#### THE REQUEST:
Find every line in the records below that holds the word "source" and copy it.

#### THE INPUT:
────────────────────

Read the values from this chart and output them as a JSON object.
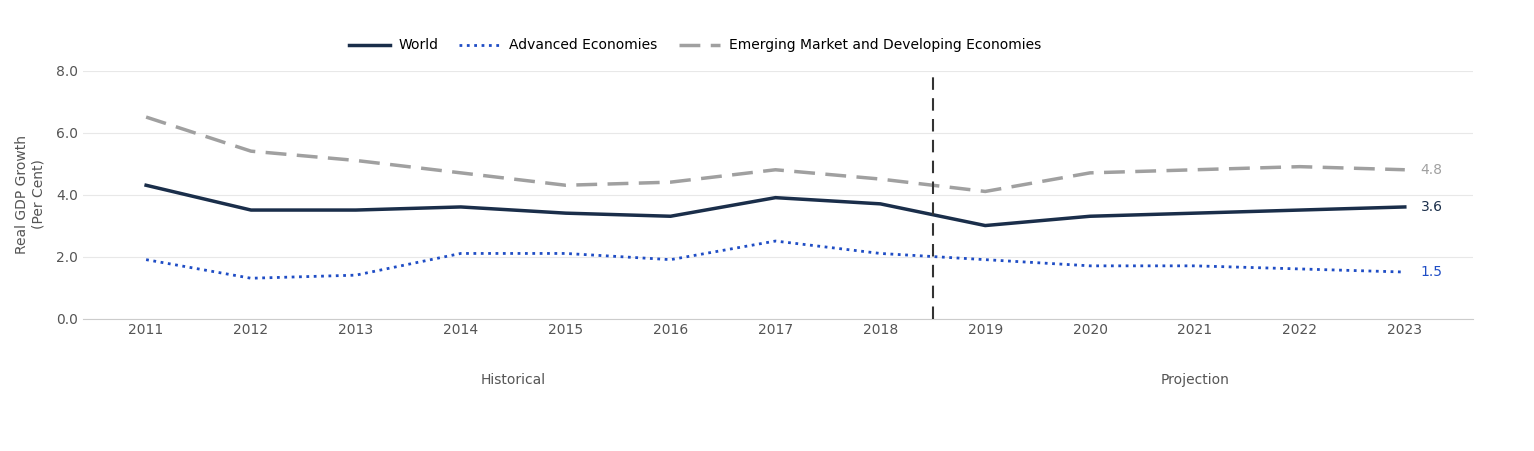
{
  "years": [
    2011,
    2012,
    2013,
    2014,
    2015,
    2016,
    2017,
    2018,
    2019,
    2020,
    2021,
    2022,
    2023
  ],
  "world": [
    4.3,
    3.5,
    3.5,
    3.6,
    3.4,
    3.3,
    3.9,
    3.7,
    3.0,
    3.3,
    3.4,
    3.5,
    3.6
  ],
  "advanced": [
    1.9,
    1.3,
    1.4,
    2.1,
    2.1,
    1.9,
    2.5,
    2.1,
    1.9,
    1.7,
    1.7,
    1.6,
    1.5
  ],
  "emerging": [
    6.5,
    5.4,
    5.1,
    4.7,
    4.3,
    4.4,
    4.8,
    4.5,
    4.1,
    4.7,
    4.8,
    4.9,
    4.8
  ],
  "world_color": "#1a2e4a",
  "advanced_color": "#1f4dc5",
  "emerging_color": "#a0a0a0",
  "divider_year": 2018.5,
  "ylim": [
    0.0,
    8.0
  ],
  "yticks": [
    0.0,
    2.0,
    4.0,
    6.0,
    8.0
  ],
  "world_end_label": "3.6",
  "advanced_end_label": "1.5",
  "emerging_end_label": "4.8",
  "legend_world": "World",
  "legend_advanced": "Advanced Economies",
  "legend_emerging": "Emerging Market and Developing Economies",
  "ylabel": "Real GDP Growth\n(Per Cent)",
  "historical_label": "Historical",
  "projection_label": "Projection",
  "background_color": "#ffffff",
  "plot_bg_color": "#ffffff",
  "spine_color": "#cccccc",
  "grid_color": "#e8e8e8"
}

────────────────────

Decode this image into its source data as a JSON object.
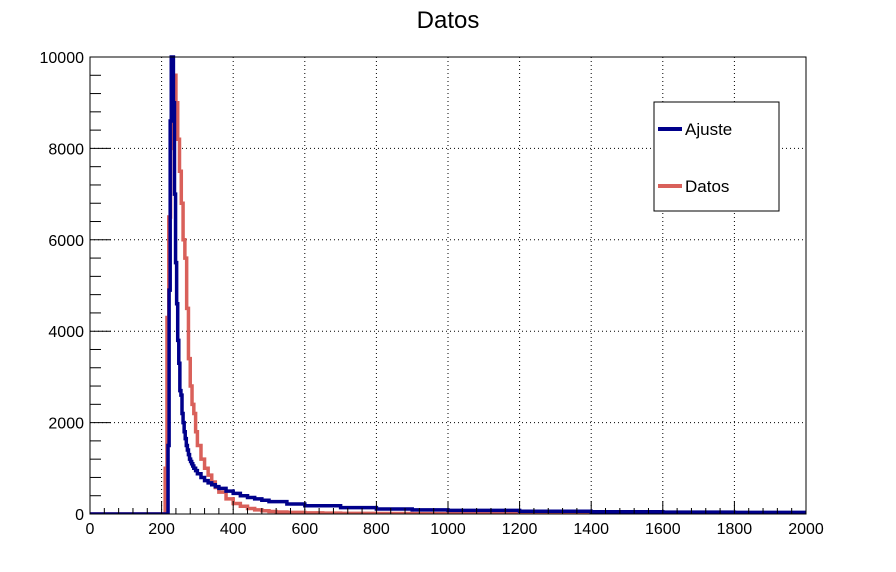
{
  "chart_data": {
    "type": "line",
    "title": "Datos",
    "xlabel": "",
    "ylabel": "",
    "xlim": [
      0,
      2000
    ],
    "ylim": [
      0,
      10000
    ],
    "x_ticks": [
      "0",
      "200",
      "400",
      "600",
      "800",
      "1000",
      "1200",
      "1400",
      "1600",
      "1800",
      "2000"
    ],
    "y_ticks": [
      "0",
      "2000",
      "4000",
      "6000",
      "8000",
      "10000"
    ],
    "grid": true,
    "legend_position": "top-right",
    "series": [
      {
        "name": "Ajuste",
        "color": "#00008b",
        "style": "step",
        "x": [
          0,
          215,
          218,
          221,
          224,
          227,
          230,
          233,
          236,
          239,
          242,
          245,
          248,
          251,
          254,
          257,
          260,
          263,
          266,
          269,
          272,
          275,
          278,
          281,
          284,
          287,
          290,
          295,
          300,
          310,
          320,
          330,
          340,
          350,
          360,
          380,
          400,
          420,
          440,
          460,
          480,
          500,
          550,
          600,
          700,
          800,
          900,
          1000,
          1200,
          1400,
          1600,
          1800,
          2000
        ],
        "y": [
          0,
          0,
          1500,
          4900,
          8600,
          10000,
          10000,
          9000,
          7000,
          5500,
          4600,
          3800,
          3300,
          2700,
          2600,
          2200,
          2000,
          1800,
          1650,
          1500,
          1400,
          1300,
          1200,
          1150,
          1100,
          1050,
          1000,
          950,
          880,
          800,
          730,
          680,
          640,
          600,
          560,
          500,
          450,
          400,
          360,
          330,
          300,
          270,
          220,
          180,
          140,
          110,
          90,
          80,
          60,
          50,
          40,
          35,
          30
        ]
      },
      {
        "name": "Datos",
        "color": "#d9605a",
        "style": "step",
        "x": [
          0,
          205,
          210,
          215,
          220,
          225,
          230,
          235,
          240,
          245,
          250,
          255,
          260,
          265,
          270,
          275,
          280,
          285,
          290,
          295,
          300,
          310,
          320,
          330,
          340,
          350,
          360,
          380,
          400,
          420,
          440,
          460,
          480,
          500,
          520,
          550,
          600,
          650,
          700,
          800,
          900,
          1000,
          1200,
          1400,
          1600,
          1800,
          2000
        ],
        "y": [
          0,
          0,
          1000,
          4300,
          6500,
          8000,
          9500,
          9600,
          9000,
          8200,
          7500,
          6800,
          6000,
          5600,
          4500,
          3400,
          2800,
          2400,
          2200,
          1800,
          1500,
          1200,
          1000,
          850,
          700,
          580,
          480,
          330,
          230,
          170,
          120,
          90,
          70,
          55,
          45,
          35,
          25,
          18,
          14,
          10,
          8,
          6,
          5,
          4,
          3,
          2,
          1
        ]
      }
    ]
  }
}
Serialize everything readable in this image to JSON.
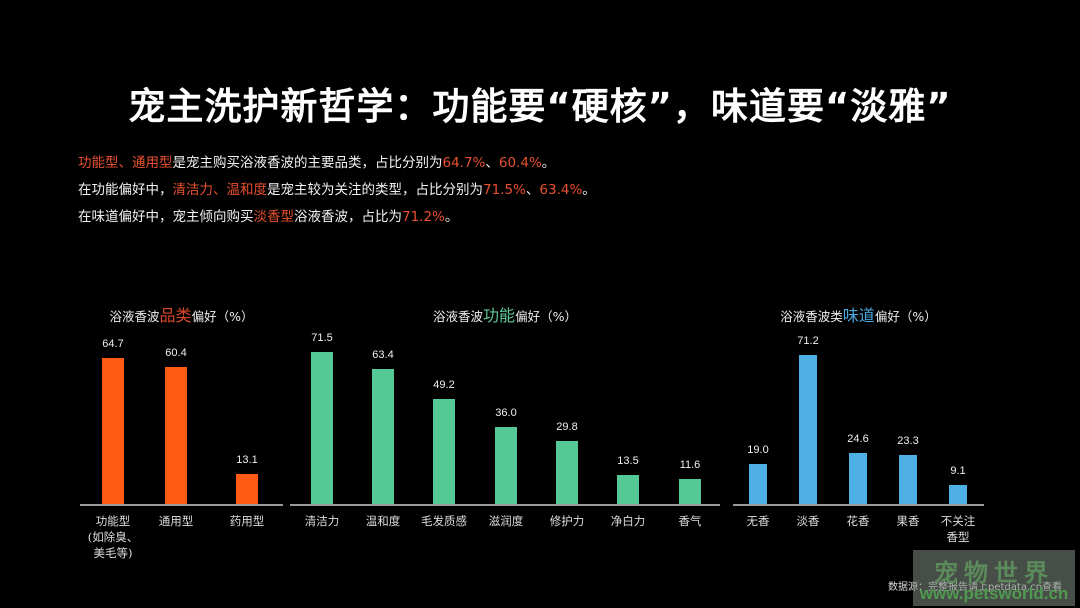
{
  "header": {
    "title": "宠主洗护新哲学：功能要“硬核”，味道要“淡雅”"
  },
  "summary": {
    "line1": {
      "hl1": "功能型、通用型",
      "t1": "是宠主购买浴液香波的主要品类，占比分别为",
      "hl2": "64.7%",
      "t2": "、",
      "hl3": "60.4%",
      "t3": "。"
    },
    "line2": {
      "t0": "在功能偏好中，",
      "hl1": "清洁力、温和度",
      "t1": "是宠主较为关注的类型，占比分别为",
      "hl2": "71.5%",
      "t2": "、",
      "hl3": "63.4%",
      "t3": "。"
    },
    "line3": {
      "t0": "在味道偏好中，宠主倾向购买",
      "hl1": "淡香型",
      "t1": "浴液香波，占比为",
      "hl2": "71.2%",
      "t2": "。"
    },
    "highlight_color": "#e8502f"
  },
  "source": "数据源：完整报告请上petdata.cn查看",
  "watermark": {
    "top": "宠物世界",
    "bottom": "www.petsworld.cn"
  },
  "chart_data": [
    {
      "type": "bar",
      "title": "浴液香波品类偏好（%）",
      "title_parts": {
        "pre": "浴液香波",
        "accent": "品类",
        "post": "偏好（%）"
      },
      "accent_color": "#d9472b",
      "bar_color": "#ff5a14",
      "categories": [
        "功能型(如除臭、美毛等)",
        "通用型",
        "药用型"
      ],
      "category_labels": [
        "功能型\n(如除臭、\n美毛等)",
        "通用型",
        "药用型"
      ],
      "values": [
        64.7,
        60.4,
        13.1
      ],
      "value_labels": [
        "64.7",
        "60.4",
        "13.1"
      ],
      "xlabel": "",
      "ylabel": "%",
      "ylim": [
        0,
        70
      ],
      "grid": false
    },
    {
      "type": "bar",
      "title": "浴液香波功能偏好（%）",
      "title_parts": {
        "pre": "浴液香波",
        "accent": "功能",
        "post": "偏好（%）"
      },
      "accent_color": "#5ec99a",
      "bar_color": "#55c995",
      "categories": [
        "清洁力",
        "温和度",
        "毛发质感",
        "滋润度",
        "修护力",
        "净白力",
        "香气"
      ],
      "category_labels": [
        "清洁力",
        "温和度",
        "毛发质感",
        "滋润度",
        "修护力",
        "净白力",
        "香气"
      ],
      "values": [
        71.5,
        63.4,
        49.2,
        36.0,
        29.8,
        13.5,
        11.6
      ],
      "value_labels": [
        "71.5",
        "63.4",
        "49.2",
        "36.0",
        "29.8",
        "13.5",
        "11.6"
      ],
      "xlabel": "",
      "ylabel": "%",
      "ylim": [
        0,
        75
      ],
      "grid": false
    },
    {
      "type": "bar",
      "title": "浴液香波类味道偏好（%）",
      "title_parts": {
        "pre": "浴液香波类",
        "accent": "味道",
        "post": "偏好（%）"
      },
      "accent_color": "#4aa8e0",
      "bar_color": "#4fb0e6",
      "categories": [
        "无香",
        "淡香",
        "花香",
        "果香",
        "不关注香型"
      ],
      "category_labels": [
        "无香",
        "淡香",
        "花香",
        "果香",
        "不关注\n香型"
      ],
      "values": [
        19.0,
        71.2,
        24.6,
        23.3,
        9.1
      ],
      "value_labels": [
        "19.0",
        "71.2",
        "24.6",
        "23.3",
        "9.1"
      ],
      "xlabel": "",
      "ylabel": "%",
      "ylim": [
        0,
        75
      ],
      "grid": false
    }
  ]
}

────────────────────

#### TASK RESPONSE:
Decode this image into its source data as a JSON object.
  "source": "数据源：完整报告请上petdata.cn查看",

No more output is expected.